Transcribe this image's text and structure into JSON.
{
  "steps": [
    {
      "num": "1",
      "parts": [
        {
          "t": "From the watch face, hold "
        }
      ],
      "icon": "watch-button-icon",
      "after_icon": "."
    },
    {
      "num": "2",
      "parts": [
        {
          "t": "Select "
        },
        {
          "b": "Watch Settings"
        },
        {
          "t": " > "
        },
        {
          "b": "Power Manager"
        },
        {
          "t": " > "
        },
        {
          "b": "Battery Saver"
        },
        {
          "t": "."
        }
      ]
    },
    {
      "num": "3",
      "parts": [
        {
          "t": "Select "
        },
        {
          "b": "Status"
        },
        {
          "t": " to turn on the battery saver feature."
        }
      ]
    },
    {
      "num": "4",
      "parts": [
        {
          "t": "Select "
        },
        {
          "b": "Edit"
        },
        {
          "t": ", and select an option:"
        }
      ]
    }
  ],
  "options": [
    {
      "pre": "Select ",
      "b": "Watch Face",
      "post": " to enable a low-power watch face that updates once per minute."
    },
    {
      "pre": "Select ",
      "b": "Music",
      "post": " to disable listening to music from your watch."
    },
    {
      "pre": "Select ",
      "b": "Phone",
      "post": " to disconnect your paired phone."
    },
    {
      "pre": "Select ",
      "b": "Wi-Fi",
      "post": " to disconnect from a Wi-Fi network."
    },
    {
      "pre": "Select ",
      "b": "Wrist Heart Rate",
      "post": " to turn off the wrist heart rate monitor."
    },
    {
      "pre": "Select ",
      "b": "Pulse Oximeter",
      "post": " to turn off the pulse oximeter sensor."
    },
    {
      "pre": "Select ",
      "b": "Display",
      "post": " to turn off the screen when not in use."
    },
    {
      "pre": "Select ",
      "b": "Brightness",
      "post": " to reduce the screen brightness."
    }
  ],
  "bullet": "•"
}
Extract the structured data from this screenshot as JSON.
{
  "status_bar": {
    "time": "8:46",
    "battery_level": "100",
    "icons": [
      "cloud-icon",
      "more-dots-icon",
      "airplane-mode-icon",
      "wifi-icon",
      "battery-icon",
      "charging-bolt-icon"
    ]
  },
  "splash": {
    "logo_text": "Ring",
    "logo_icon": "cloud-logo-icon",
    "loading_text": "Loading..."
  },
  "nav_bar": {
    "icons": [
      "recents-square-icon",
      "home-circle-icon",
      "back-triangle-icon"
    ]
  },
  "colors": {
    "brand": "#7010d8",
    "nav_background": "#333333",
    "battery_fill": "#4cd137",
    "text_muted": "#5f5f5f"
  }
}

----

Task objective:
Set down only these lines, exactly: the line containing "Extract the structured" and each line after it, through the end of the listing.

Answer to the problem:
Extract the structured data from this screenshot as JSON.
{
  "status_bar": {
    "time": "8:46",
    "battery_level": "100",
    "icons": [
      "cloud-icon",
      "more-dots-icon",
      "airplane-mode-icon",
      "wifi-icon",
      "battery-icon",
      "charging-bolt-icon"
    ]
  },
  "splash": {
    "logo_text": "Ring",
    "logo_icon": "cloud-logo-icon",
    "loading_text": "Loading..."
  },
  "nav_bar": {
    "icons": [
      "recents-square-icon",
      "home-circle-icon",
      "back-triangle-icon"
    ]
  },
  "colors": {
    "brand": "#7010d8",
    "nav_background": "#333333",
    "battery_fill": "#4cd137",
    "text_muted": "#5f5f5f"
  }
}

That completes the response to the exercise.